_Extracted data_

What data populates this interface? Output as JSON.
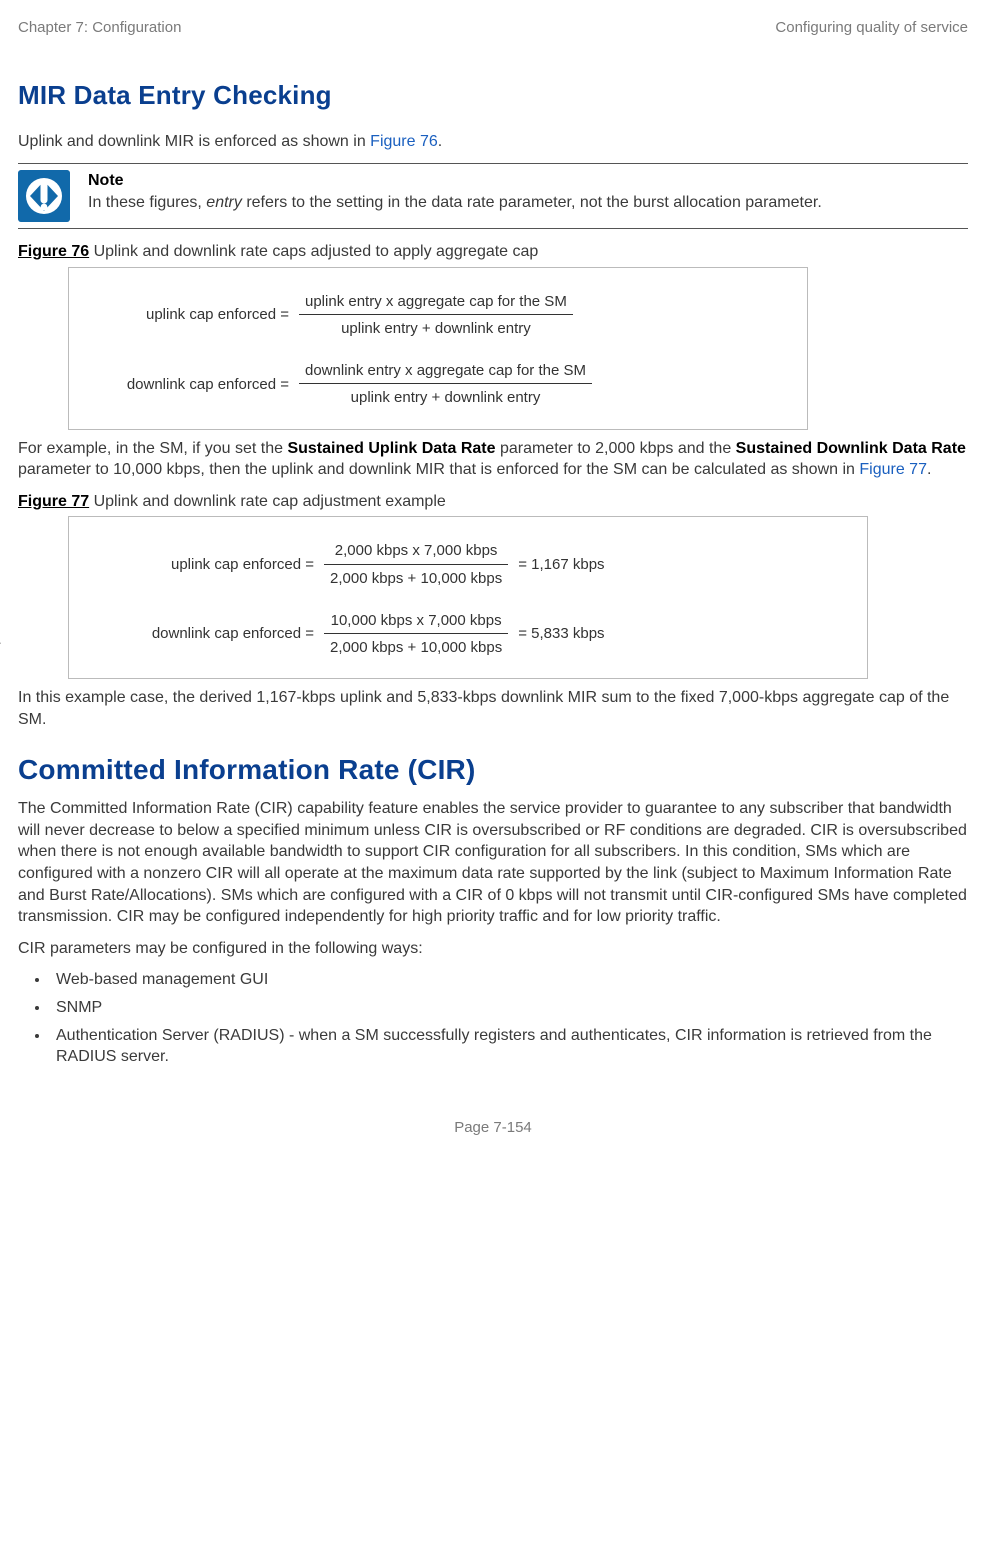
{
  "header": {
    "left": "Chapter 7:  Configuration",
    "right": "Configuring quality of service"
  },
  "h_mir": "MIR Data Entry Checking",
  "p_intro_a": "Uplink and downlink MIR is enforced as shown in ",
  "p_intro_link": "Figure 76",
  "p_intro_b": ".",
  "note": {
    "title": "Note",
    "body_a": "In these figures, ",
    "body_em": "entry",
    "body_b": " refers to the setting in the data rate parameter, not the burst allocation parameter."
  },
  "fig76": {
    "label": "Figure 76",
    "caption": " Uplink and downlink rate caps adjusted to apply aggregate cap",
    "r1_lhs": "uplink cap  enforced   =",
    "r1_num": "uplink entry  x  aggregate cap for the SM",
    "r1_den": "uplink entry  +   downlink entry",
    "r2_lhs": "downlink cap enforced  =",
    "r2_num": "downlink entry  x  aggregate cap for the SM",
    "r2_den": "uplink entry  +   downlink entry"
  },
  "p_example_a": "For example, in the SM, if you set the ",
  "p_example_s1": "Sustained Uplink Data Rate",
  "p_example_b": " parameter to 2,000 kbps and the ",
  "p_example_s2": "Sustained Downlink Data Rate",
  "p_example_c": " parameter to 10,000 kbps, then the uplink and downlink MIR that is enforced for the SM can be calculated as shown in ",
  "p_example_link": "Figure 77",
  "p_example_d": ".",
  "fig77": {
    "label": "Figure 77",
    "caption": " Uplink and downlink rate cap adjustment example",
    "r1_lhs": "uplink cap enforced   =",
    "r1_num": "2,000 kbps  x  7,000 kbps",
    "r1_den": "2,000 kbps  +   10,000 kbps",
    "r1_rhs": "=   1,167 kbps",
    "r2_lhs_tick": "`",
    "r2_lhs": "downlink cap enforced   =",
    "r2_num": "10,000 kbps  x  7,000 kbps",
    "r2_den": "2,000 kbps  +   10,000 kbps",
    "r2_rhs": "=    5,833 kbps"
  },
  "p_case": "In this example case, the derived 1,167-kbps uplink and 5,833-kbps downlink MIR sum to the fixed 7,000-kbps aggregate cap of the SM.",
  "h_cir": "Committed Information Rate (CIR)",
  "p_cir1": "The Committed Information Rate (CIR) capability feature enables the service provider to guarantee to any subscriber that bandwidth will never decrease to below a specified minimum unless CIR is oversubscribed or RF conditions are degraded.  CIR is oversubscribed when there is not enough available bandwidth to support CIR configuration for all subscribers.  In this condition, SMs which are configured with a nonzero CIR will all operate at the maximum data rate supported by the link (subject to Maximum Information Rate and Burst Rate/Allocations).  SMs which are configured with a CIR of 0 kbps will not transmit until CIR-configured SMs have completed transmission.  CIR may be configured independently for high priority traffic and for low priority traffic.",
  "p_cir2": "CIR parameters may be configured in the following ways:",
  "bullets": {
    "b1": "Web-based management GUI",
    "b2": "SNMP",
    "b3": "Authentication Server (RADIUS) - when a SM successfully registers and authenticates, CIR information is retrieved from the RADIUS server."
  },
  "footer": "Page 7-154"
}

_Task to carry out_
Which lines hold the word "enforced"? Copy all of them.

_Result_
  "p_intro_a": "Uplink and downlink MIR is enforced as shown in ",
    "r1_lhs": "uplink cap  enforced   =",
    "r2_lhs": "downlink cap enforced  =",
  "p_example_c": " parameter to 10,000 kbps, then the uplink and downlink MIR that is enforced for the SM can be calculated as shown in ",
    "r1_lhs": "uplink cap enforced   =",
    "r2_lhs": "downlink cap enforced   =",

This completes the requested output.